## Directions
Transcribe the records that follow, preserving every word.

## The records

- - - - -

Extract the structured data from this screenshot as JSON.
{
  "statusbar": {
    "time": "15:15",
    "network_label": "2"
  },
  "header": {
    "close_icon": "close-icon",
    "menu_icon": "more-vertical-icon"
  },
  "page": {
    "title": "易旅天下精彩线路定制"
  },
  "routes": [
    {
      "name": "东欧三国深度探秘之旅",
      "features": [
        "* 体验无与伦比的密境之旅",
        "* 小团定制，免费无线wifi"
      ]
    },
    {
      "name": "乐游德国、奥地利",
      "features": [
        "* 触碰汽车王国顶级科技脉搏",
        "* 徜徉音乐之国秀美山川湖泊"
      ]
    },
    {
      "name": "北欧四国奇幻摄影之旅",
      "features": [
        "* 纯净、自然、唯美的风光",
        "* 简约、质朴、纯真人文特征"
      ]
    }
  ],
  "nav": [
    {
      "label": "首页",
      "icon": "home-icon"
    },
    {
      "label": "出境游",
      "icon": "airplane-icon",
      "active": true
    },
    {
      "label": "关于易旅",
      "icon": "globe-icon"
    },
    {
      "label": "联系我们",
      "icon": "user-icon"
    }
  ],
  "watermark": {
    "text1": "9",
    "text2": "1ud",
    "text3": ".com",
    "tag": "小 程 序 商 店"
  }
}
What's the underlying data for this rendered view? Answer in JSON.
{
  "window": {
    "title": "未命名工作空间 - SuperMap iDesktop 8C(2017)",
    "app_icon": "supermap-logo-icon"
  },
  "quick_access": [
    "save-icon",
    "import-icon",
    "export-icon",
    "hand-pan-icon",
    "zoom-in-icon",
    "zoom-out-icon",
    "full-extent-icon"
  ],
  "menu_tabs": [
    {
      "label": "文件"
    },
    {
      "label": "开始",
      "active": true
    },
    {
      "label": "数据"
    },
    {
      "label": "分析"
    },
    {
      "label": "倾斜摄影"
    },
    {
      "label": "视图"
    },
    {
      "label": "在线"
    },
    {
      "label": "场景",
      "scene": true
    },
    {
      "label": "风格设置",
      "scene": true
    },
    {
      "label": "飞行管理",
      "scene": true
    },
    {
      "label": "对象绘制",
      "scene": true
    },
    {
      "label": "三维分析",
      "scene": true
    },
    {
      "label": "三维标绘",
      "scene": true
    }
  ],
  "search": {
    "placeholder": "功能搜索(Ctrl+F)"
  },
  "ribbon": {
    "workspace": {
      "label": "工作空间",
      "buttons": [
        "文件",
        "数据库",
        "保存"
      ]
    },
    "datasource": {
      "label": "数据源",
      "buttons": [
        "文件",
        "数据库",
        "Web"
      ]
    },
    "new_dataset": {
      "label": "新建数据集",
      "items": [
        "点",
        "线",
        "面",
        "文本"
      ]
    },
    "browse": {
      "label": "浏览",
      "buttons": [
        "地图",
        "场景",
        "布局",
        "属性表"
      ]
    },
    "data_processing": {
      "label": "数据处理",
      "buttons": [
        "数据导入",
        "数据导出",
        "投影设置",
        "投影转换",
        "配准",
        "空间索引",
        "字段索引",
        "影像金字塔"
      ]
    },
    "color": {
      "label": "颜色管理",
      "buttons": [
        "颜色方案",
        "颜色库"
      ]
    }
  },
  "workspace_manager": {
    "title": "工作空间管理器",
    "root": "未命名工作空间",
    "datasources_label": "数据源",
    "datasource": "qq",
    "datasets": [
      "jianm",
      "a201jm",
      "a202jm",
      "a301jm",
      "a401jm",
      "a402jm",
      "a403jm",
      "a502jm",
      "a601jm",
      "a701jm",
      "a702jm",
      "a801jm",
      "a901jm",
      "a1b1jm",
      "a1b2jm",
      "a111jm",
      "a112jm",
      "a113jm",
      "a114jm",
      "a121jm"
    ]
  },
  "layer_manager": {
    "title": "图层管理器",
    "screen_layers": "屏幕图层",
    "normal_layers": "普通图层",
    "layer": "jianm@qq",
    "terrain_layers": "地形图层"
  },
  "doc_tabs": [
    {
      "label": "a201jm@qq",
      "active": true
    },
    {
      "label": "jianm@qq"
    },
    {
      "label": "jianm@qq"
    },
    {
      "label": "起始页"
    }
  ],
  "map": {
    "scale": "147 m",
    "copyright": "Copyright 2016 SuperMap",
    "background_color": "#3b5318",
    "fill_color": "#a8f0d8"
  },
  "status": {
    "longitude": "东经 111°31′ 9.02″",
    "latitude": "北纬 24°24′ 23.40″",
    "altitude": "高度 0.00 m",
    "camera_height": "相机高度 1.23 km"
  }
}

- - - - -

## Reply to the exercise
Extract the structured data from this screenshot as JSON.
{
  "statusbar": {
    "time": "15:15",
    "network_label": "2"
  },
  "header": {
    "close_icon": "close-icon",
    "menu_icon": "more-vertical-icon"
  },
  "page": {
    "title": "易旅天下精彩线路定制"
  },
  "routes": [
    {
      "name": "东欧三国深度探秘之旅",
      "features": [
        "* 体验无与伦比的密境之旅",
        "* 小团定制，免费无线wifi"
      ]
    },
    {
      "name": "乐游德国、奥地利",
      "features": [
        "* 触碰汽车王国顶级科技脉搏",
        "* 徜徉音乐之国秀美山川湖泊"
      ]
    },
    {
      "name": "北欧四国奇幻摄影之旅",
      "features": [
        "* 纯净、自然、唯美的风光",
        "* 简约、质朴、纯真人文特征"
      ]
    }
  ],
  "nav": [
    {
      "label": "首页",
      "icon": "home-icon"
    },
    {
      "label": "出境游",
      "icon": "airplane-icon",
      "active": true
    },
    {
      "label": "关于易旅",
      "icon": "globe-icon"
    },
    {
      "label": "联系我们",
      "icon": "user-icon"
    }
  ],
  "watermark": {
    "text1": "9",
    "text2": "1ud",
    "text3": ".com",
    "tag": "小 程 序 商 店"
  }
}
What's the underlying data for this rendered view? Answer in JSON.
{
  "window": {
    "title": "未命名工作空间 - SuperMap iDesktop 8C(2017)",
    "app_icon": "supermap-logo-icon"
  },
  "quick_access": [
    "save-icon",
    "import-icon",
    "export-icon",
    "hand-pan-icon",
    "zoom-in-icon",
    "zoom-out-icon",
    "full-extent-icon"
  ],
  "menu_tabs": [
    {
      "label": "文件"
    },
    {
      "label": "开始",
      "active": true
    },
    {
      "label": "数据"
    },
    {
      "label": "分析"
    },
    {
      "label": "倾斜摄影"
    },
    {
      "label": "视图"
    },
    {
      "label": "在线"
    },
    {
      "label": "场景",
      "scene": true
    },
    {
      "label": "风格设置",
      "scene": true
    },
    {
      "label": "飞行管理",
      "scene": true
    },
    {
      "label": "对象绘制",
      "scene": true
    },
    {
      "label": "三维分析",
      "scene": true
    },
    {
      "label": "三维标绘",
      "scene": true
    }
  ],
  "search": {
    "placeholder": "功能搜索(Ctrl+F)"
  },
  "ribbon": {
    "workspace": {
      "label": "工作空间",
      "buttons": [
        "文件",
        "数据库",
        "保存"
      ]
    },
    "datasource": {
      "label": "数据源",
      "buttons": [
        "文件",
        "数据库",
        "Web"
      ]
    },
    "new_dataset": {
      "label": "新建数据集",
      "items": [
        "点",
        "线",
        "面",
        "文本"
      ]
    },
    "browse": {
      "label": "浏览",
      "buttons": [
        "地图",
        "场景",
        "布局",
        "属性表"
      ]
    },
    "data_processing": {
      "label": "数据处理",
      "buttons": [
        "数据导入",
        "数据导出",
        "投影设置",
        "投影转换",
        "配准",
        "空间索引",
        "字段索引",
        "影像金字塔"
      ]
    },
    "color": {
      "label": "颜色管理",
      "buttons": [
        "颜色方案",
        "颜色库"
      ]
    }
  },
  "workspace_manager": {
    "title": "工作空间管理器",
    "root": "未命名工作空间",
    "datasources_label": "数据源",
    "datasource": "qq",
    "datasets": [
      "jianm",
      "a201jm",
      "a202jm",
      "a301jm",
      "a401jm",
      "a402jm",
      "a403jm",
      "a502jm",
      "a601jm",
      "a701jm",
      "a702jm",
      "a801jm",
      "a901jm",
      "a1b1jm",
      "a1b2jm",
      "a111jm",
      "a112jm",
      "a113jm",
      "a114jm",
      "a121jm"
    ]
  },
  "layer_manager": {
    "title": "图层管理器",
    "screen_layers": "屏幕图层",
    "normal_layers": "普通图层",
    "layer": "jianm@qq",
    "terrain_layers": "地形图层"
  },
  "doc_tabs": [
    {
      "label": "a201jm@qq",
      "active": true
    },
    {
      "label": "jianm@qq"
    },
    {
      "label": "jianm@qq"
    },
    {
      "label": "起始页"
    }
  ],
  "map": {
    "scale": "147 m",
    "copyright": "Copyright 2016 SuperMap",
    "background_color": "#3b5318",
    "fill_color": "#a8f0d8"
  },
  "status": {
    "longitude": "东经 111°31′ 9.02″",
    "latitude": "北纬 24°24′ 23.40″",
    "altitude": "高度 0.00 m",
    "camera_height": "相机高度 1.23 km"
  }
}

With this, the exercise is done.